-- Start Data supplied --
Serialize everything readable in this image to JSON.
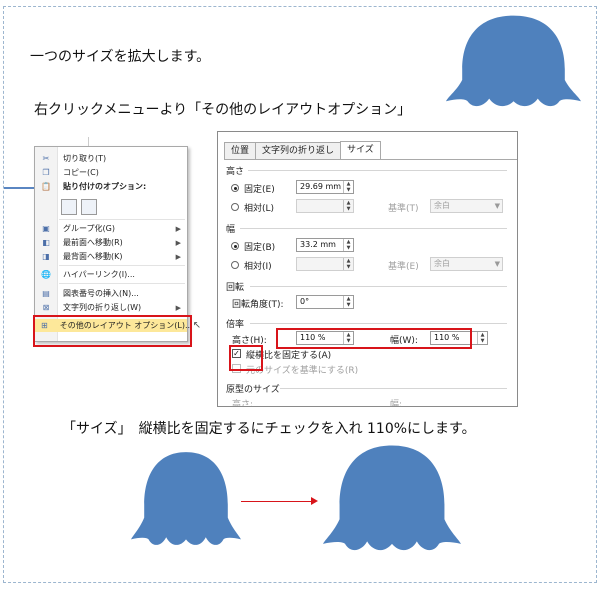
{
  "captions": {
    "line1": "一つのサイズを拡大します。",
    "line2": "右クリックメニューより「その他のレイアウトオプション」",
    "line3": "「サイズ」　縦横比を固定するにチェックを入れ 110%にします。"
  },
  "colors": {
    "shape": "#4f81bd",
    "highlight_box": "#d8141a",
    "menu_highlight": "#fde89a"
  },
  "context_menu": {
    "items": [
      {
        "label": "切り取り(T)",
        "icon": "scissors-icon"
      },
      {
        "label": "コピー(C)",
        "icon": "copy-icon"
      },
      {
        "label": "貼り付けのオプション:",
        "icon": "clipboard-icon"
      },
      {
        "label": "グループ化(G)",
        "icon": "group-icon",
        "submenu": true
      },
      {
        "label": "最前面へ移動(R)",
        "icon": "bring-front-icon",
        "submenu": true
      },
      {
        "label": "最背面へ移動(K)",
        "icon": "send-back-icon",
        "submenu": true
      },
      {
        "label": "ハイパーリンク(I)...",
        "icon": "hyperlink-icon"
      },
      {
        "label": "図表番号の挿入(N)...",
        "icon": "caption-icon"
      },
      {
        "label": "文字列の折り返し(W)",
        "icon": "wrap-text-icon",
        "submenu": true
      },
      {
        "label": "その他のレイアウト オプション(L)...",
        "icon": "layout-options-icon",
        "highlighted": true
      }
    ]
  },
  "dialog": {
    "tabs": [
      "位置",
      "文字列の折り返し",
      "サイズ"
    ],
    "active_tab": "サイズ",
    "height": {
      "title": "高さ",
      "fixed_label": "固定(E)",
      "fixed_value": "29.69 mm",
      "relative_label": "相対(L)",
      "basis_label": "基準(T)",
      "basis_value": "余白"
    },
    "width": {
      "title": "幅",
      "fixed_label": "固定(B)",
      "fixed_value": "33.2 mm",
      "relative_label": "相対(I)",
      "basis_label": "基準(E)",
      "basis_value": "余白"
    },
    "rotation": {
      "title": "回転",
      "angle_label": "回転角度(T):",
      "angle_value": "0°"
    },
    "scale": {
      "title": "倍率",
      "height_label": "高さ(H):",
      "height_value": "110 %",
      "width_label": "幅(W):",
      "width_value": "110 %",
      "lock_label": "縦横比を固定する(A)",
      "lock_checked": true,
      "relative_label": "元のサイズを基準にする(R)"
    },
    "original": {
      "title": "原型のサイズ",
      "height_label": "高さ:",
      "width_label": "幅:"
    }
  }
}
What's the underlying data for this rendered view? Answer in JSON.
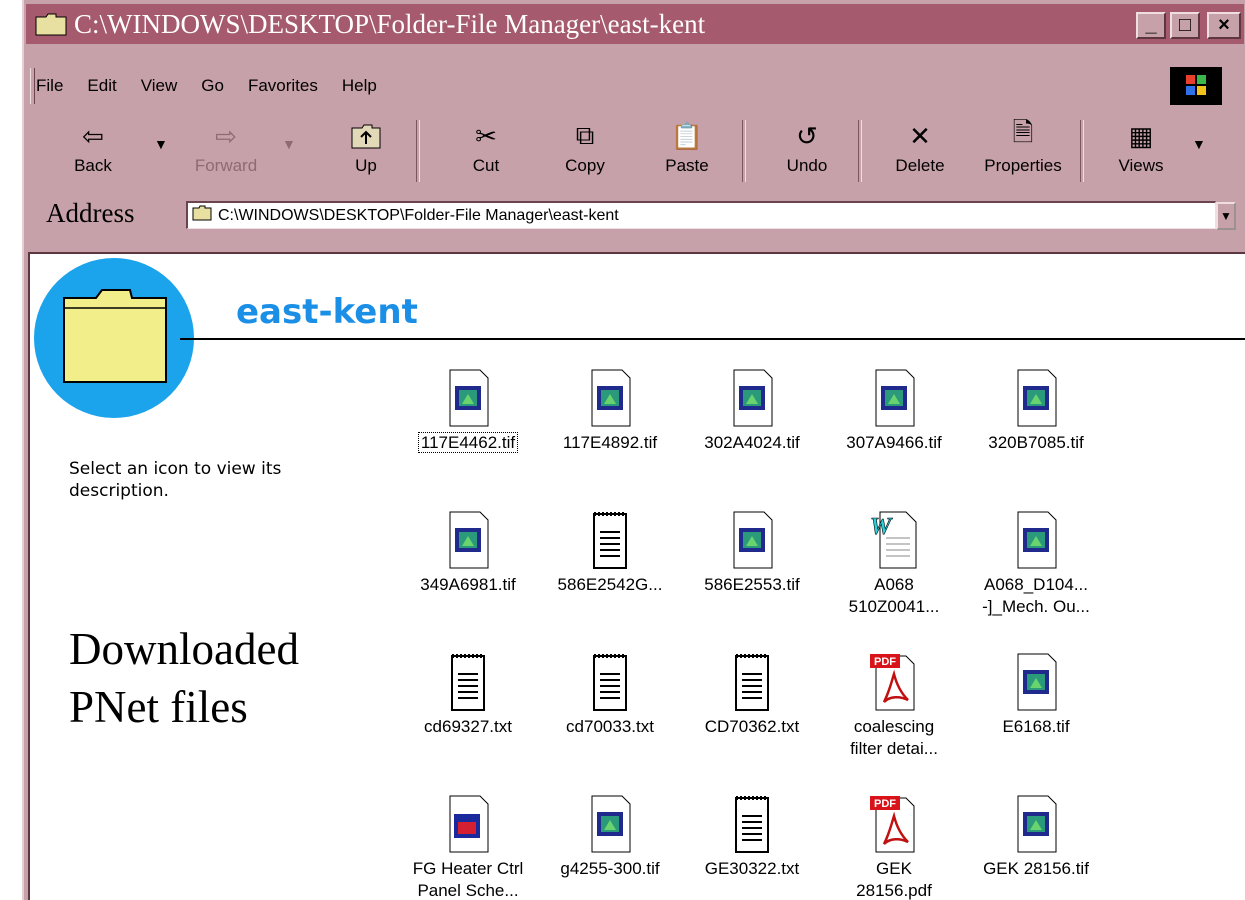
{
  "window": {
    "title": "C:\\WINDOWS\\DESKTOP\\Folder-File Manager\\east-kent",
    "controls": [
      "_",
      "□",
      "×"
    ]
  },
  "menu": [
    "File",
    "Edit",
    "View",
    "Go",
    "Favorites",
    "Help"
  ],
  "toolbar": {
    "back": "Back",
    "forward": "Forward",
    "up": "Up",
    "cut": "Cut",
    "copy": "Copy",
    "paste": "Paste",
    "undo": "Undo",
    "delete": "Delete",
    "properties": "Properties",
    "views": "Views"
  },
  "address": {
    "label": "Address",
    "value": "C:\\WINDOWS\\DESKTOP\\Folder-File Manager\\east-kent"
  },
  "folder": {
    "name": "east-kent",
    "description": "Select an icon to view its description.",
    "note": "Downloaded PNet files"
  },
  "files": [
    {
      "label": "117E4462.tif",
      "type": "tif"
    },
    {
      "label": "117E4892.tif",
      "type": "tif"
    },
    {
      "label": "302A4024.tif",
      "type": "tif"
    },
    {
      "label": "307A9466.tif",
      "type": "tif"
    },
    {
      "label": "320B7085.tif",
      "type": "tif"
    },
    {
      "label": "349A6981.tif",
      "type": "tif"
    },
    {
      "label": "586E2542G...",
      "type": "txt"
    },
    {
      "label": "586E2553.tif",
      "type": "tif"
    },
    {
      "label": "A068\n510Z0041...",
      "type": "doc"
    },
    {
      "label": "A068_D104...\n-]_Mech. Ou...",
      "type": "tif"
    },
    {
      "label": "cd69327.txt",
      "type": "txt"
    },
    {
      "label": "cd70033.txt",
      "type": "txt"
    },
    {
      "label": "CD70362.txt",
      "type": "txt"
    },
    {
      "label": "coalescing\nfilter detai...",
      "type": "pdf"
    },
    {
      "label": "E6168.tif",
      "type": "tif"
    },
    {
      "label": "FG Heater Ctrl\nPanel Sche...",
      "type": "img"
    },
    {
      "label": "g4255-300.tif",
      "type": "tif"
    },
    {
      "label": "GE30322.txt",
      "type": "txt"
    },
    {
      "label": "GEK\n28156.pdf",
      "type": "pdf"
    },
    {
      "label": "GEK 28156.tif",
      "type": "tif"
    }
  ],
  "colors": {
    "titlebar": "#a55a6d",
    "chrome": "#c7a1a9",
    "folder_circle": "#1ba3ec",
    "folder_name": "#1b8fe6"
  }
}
-- End Data supplied --
-- Start Data supplied --
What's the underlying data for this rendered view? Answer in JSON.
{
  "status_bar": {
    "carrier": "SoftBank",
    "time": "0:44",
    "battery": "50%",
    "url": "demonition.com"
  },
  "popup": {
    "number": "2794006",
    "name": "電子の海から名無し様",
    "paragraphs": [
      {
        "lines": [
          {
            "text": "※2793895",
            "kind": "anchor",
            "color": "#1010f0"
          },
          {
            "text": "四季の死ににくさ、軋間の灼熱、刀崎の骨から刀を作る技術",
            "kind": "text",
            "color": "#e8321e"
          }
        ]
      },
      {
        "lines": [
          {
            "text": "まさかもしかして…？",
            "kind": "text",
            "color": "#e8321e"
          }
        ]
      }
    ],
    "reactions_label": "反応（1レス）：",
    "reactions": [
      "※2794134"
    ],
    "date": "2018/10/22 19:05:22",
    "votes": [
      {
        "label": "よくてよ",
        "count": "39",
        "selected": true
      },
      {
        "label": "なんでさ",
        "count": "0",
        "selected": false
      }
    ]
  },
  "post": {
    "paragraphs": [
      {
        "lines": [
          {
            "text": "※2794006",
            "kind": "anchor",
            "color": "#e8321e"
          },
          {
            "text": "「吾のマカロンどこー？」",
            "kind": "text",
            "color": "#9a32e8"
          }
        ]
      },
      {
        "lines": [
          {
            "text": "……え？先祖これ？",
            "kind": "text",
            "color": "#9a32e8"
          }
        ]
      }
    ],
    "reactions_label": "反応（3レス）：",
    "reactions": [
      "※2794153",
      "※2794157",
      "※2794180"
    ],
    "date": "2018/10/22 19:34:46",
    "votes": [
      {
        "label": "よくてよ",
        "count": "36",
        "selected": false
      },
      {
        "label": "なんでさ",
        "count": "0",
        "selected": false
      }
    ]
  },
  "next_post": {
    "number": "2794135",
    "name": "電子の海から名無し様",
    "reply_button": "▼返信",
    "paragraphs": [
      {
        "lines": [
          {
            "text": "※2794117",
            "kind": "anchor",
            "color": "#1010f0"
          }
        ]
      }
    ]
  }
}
-- End Data supplied --
-- Start Data supplied --
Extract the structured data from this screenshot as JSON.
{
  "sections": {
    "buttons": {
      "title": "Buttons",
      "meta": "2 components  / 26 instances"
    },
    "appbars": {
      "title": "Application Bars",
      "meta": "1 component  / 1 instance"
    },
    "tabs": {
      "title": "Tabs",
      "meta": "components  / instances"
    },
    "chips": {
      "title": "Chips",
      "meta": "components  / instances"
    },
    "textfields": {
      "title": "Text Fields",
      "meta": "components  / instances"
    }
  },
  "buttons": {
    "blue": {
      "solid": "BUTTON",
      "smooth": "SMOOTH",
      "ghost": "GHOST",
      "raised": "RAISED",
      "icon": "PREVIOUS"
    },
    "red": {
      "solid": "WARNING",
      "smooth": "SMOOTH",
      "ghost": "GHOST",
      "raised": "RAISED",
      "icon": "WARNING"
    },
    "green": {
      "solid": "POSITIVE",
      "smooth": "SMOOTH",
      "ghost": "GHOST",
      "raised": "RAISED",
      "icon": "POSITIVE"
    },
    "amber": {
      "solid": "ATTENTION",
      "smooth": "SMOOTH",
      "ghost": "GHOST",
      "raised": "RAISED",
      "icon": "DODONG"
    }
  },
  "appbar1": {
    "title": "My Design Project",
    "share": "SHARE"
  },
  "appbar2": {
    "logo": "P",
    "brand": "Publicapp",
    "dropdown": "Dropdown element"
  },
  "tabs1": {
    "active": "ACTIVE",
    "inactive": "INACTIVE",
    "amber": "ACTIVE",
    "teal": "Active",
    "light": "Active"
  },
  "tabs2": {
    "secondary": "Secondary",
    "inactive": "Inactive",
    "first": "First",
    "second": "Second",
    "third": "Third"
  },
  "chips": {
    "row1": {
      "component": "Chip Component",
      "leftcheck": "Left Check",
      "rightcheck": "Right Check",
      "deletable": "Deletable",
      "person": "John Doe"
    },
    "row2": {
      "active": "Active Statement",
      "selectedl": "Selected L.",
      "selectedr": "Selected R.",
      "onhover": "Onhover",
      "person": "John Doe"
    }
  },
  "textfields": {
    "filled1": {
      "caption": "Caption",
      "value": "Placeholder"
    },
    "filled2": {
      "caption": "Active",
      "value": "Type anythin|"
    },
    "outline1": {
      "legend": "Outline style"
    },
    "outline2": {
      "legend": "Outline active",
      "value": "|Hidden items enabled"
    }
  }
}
-- End Data supplied --
Task requirements
Gather and copy every line of the data in which the string "date" is found.

Solution below
    "date": "2018/10/22 19:05:22",
    "date": "2018/10/22 19:34:46",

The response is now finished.